== Short task ==
Tell how many lines carry the word "JSON"; the reply is the number and nothing else.

== Data for processing ==
★ ★ ★ ★ ★

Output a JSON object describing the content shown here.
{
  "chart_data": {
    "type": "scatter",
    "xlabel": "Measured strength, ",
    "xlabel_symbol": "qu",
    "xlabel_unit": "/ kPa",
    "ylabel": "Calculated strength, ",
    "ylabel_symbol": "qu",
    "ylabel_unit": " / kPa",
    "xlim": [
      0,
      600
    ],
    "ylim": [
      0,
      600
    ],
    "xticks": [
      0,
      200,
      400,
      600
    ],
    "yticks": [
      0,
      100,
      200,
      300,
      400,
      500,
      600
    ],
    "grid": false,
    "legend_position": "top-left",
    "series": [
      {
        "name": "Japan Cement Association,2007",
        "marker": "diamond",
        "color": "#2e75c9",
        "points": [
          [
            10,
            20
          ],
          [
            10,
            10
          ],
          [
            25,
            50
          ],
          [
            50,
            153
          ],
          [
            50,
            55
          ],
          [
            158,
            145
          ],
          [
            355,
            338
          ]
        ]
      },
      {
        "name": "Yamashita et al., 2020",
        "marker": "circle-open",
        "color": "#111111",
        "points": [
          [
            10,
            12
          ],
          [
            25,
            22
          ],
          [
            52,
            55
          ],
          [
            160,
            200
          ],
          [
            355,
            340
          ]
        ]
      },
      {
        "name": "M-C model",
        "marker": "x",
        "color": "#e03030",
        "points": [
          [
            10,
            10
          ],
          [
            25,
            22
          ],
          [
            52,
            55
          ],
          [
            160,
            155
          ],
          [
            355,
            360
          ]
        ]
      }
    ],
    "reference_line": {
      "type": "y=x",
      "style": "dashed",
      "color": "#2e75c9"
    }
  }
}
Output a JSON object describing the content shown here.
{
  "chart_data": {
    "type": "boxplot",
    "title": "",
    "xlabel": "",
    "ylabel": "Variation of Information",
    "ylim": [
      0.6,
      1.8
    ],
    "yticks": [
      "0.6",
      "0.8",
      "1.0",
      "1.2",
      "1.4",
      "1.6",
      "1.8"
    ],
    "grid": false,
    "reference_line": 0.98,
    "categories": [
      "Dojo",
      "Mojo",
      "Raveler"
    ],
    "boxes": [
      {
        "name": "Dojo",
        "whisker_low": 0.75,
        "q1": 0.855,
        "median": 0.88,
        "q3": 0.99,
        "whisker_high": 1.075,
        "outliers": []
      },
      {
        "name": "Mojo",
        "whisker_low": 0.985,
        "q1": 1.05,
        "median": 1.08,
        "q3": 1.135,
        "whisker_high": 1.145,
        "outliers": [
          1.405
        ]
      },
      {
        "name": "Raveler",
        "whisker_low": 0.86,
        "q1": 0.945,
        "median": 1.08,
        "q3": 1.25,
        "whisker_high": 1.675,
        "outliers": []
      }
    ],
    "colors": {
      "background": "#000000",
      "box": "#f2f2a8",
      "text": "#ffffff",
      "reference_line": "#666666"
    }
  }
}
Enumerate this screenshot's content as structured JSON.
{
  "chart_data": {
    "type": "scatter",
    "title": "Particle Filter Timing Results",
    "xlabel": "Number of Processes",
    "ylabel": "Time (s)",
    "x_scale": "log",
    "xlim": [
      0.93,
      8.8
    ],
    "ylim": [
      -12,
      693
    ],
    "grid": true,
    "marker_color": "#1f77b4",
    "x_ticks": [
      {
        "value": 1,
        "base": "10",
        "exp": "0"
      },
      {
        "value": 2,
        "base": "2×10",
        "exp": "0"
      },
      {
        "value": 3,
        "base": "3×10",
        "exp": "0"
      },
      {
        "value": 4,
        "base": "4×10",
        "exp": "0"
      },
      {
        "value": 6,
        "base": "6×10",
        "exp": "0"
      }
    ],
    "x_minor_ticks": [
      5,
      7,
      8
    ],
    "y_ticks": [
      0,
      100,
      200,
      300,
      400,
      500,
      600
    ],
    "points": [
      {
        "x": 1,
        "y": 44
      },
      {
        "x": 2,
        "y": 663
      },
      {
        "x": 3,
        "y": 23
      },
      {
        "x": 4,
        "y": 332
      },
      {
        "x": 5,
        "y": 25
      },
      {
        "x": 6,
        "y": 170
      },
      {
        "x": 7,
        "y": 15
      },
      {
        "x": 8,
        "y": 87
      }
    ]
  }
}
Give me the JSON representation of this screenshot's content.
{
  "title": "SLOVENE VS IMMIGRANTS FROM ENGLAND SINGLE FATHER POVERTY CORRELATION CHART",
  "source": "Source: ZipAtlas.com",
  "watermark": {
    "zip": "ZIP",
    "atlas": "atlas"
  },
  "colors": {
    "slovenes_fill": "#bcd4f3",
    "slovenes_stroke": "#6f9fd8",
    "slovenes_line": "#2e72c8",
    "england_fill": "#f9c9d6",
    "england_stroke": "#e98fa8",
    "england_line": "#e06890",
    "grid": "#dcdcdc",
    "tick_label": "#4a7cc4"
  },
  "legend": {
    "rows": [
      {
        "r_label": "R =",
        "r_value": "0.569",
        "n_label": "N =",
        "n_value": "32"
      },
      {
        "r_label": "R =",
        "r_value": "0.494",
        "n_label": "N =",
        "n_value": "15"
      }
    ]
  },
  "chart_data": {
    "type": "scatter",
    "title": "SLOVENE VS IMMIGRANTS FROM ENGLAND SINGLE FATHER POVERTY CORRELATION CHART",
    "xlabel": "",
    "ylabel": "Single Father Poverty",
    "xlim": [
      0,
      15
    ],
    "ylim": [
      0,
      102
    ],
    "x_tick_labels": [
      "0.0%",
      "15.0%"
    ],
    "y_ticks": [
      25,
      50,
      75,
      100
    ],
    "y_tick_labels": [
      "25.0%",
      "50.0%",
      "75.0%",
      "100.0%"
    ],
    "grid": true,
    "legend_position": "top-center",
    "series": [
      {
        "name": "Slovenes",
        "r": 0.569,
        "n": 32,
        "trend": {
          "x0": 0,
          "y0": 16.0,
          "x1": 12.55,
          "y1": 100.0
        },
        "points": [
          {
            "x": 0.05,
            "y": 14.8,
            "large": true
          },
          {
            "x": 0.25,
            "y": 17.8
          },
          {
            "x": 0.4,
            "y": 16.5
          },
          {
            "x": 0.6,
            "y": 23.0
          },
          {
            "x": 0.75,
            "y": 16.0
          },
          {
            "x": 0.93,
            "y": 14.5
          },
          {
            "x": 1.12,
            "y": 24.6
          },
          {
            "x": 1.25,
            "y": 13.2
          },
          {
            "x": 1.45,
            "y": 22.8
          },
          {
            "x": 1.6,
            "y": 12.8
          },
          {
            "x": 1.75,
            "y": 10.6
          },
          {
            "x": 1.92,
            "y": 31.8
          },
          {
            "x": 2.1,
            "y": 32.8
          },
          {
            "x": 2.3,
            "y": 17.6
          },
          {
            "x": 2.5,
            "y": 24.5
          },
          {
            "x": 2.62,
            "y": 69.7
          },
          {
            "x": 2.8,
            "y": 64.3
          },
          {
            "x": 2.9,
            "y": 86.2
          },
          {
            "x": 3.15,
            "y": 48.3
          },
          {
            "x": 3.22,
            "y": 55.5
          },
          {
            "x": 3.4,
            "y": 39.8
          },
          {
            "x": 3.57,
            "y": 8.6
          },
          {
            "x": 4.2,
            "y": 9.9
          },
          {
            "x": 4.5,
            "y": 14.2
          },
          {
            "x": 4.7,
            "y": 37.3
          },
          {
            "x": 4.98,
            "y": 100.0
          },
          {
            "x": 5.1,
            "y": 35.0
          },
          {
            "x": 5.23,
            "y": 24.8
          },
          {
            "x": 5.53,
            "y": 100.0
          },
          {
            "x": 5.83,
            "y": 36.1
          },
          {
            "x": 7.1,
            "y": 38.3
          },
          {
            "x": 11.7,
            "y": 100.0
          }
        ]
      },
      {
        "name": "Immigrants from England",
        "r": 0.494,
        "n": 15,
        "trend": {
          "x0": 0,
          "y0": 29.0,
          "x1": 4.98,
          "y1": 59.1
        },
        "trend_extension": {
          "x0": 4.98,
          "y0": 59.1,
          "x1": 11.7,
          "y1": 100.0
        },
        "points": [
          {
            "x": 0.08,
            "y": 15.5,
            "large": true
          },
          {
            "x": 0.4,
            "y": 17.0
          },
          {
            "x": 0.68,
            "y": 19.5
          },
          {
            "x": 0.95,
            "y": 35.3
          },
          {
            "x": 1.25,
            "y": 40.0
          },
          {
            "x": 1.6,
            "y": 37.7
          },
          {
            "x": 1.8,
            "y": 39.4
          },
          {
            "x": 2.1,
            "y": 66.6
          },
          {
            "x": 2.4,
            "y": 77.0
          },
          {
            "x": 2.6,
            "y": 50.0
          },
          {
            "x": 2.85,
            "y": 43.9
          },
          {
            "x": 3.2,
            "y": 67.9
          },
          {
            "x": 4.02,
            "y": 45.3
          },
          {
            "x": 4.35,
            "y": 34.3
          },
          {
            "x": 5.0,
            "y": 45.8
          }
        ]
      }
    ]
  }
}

★ ★ ★ ★ ★

== Output ==
4